╔══
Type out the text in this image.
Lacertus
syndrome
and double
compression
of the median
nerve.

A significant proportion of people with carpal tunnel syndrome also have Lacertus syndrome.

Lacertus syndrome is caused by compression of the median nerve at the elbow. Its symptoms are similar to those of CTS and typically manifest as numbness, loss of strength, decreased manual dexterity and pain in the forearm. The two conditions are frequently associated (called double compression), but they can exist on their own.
╚══
╔══
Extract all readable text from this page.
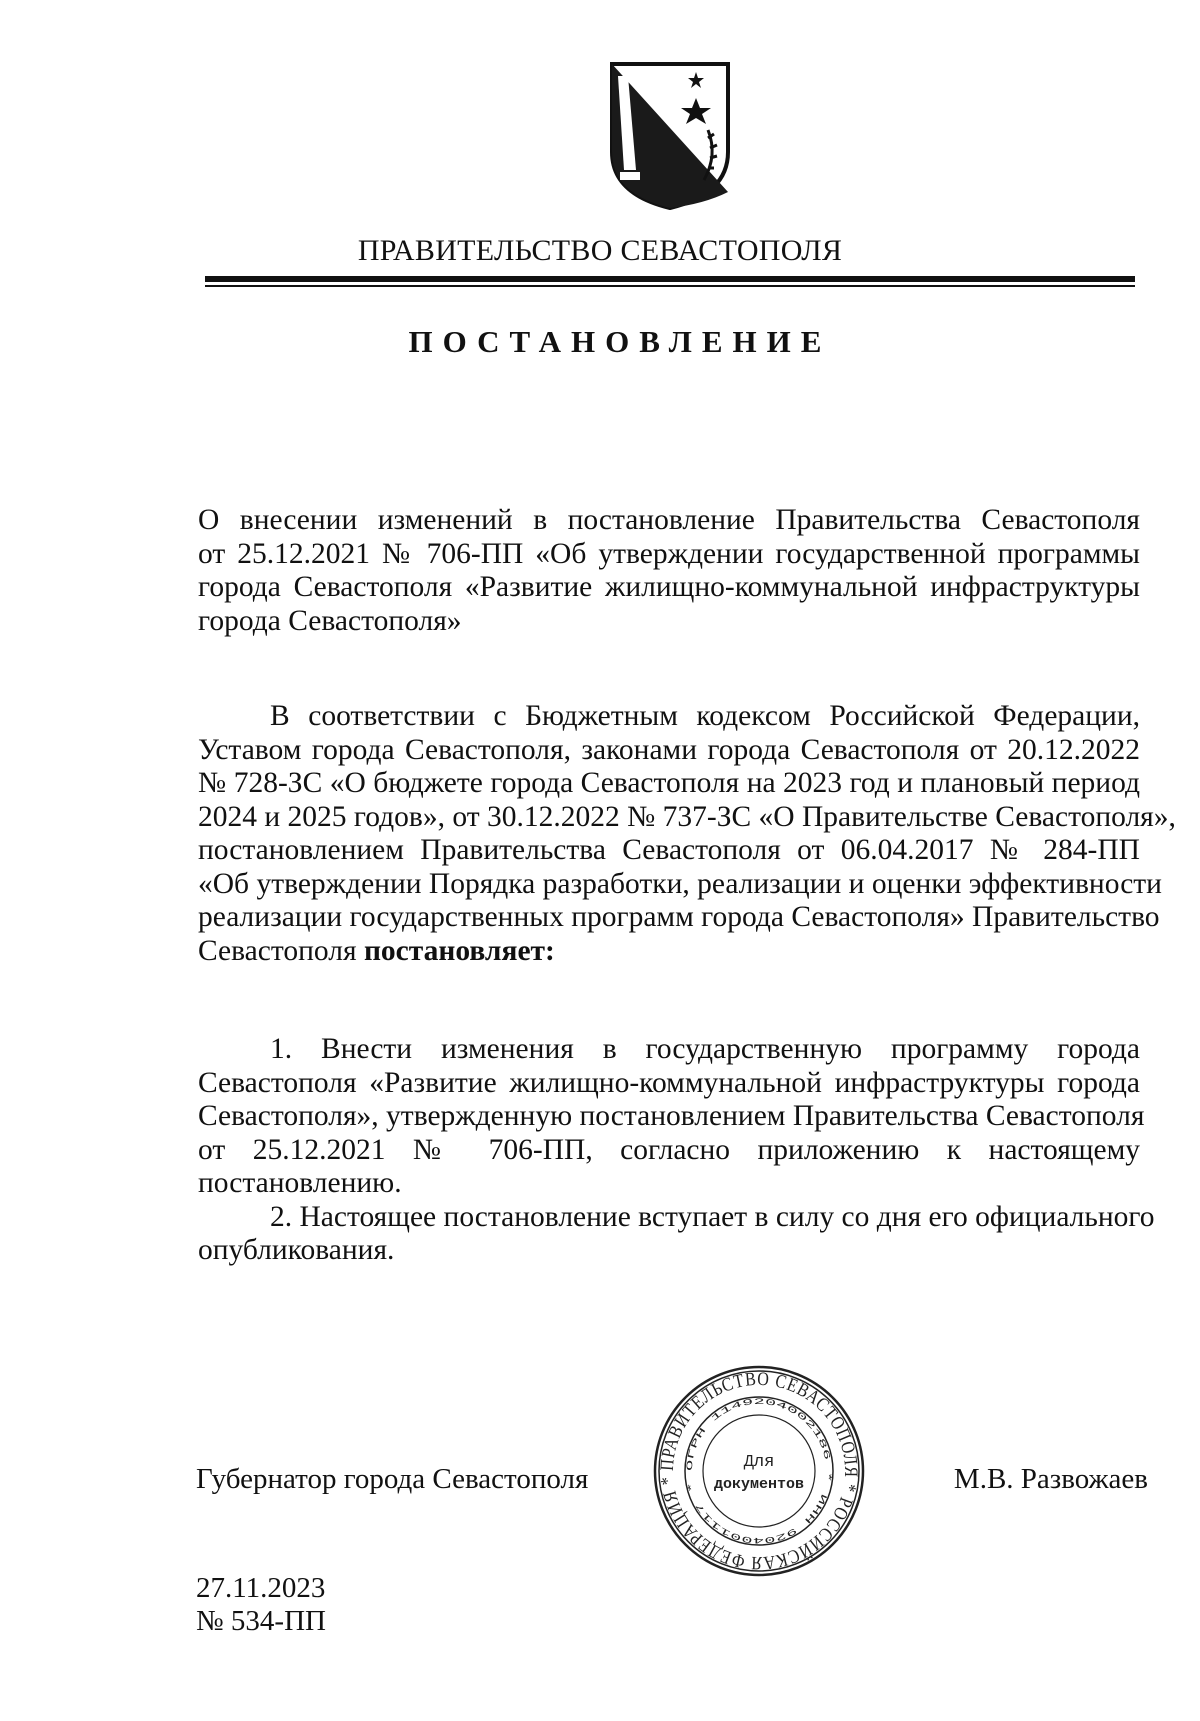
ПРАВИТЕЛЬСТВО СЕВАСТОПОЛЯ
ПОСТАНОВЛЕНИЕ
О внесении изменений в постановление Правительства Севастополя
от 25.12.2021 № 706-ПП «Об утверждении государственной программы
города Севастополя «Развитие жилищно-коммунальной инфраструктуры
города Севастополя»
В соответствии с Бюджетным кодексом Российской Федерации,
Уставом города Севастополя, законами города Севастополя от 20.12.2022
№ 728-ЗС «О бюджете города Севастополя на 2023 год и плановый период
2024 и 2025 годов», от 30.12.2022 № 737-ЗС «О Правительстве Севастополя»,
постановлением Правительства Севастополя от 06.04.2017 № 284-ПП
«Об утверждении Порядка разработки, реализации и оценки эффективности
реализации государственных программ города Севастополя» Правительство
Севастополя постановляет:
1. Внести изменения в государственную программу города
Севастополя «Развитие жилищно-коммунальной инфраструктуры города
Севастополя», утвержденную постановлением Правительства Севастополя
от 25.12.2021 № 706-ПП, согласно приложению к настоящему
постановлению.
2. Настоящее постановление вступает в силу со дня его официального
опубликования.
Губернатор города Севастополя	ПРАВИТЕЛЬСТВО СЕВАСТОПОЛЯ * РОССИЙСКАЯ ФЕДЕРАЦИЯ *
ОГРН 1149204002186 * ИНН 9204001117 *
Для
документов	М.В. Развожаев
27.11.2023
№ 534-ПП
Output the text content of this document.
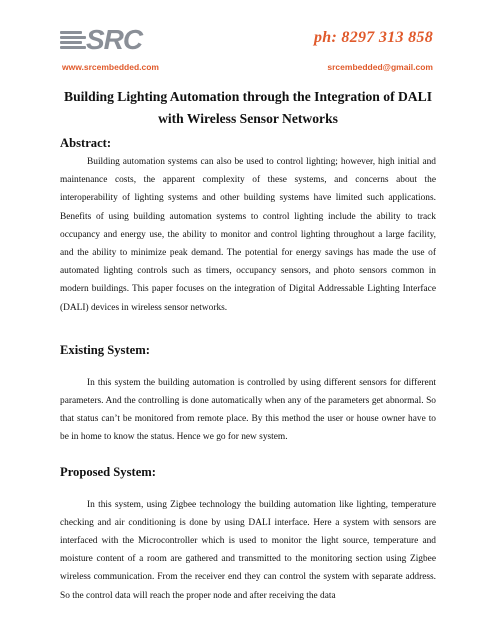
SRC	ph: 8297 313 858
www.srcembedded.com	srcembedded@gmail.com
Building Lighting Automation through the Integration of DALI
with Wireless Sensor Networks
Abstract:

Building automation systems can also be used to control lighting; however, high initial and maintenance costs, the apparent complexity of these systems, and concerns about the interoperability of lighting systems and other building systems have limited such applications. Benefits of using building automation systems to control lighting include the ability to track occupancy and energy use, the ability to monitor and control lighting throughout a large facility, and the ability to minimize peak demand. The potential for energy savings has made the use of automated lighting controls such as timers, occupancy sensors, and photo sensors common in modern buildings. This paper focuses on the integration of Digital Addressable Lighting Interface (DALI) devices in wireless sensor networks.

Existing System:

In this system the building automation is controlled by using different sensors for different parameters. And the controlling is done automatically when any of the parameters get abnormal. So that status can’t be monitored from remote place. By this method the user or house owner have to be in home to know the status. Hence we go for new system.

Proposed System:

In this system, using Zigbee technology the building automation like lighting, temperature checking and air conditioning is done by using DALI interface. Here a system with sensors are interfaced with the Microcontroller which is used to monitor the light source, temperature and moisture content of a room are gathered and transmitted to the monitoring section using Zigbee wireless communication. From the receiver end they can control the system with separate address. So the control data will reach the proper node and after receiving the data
╚══
(GIVEN REQUEST): Copy out every line from the data above that has "text" in it.

(FINAL ANSWER):
Type out the text in this image.
Extract all readable text from this page.
Output the text content of this document.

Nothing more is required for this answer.